-- Start of DATASET RECORDS --
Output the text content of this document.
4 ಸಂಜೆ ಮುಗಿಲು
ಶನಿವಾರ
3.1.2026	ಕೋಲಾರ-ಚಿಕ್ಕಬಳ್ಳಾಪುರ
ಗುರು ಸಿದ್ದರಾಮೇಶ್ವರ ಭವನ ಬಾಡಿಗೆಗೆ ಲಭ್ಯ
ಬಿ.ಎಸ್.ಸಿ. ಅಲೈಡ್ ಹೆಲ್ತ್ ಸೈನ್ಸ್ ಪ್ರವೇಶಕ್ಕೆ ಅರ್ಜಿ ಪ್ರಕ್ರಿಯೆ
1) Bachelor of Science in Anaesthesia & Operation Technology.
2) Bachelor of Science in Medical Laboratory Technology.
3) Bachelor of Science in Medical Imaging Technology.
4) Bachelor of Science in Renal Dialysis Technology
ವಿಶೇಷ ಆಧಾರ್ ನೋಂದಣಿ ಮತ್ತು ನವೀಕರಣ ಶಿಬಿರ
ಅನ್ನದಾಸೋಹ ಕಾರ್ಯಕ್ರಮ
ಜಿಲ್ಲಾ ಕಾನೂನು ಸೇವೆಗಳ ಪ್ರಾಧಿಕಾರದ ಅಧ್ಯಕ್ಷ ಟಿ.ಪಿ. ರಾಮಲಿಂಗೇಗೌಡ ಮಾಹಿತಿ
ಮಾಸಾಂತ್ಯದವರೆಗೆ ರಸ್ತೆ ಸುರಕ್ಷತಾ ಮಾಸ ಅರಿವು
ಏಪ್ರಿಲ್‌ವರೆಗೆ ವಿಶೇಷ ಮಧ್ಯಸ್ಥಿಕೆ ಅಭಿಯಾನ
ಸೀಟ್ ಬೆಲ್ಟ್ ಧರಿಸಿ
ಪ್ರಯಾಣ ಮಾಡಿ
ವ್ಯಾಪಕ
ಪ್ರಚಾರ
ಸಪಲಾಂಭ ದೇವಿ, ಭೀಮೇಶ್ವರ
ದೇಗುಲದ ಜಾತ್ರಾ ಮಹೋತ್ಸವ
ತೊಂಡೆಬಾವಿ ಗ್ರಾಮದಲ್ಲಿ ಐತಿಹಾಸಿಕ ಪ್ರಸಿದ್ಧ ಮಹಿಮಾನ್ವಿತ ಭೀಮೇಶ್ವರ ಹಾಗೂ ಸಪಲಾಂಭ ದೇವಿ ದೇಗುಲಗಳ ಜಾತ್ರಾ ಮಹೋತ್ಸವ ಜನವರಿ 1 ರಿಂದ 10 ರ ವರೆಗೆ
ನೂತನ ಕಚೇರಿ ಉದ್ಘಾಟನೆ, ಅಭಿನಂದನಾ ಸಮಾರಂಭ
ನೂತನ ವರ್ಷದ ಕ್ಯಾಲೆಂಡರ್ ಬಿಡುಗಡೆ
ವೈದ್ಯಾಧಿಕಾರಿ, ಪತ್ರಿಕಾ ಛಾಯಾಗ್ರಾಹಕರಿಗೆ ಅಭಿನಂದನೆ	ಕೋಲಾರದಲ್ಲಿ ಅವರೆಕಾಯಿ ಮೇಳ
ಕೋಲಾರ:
-- End of DATASET RECORDS --
-- Start of DATASET RECORDS --
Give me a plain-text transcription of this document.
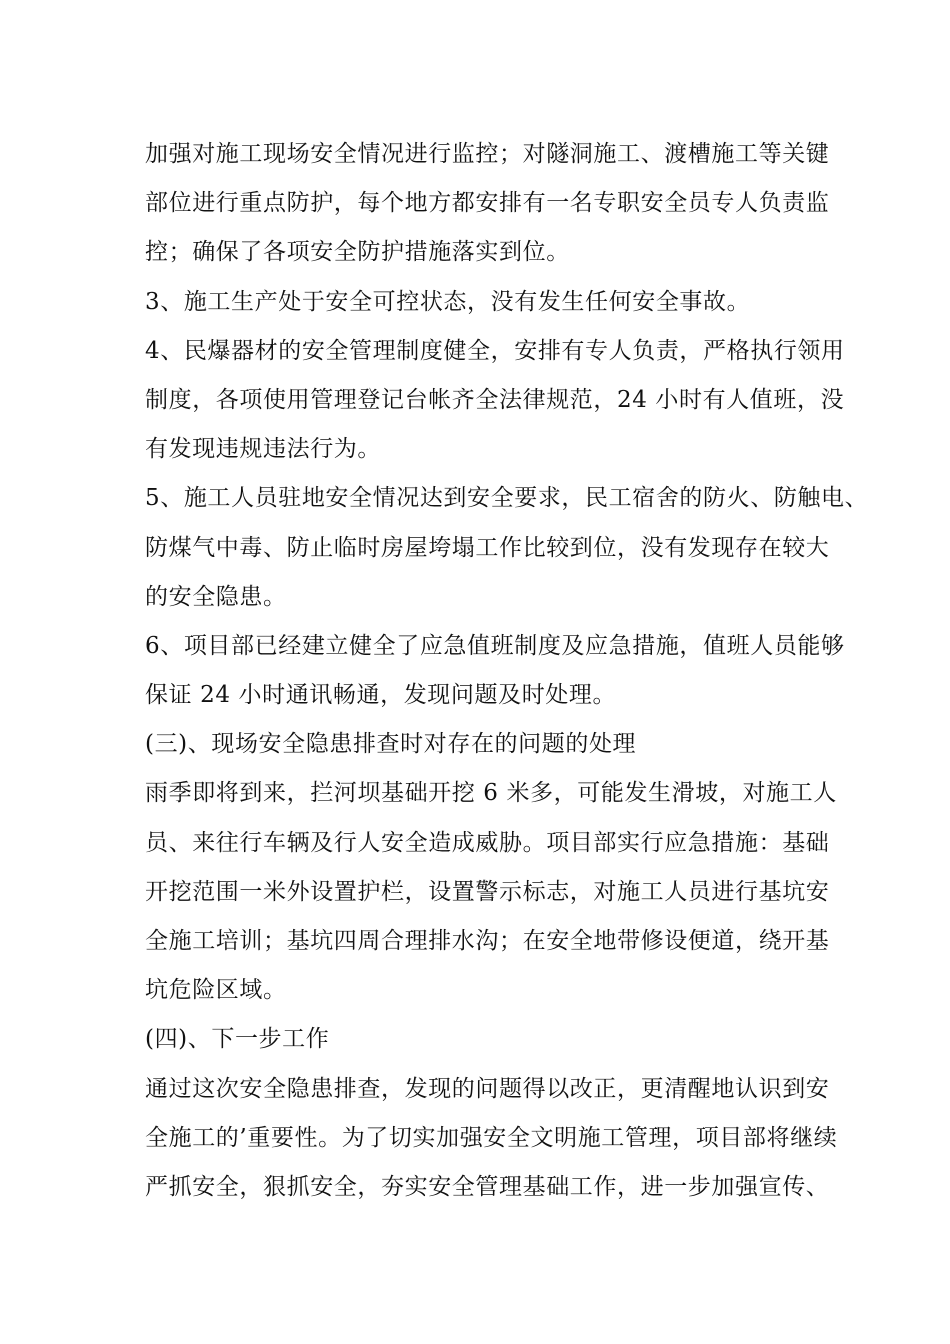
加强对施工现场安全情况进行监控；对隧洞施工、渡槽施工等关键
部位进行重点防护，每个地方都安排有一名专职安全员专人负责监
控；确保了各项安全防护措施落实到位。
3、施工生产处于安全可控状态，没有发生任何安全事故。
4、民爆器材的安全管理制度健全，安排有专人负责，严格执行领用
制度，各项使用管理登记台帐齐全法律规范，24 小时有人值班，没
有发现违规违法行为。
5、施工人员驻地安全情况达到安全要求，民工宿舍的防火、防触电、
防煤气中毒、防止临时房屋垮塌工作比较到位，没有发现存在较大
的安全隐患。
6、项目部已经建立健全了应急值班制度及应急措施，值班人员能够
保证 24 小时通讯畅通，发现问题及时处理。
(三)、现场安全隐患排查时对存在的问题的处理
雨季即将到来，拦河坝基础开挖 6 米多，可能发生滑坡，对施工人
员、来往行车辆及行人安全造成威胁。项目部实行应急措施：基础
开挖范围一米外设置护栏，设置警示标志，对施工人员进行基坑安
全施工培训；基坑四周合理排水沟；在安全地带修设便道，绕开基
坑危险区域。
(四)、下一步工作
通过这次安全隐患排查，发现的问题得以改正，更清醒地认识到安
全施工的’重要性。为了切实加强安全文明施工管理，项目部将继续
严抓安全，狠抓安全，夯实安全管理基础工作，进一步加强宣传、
-- End of DATASET RECORDS --
REQUEST: Show each line in the entries that holds the string "this".

CORRECT OUTPUT:
Output the text content of this document.
Give me a plain-text transcription of this document.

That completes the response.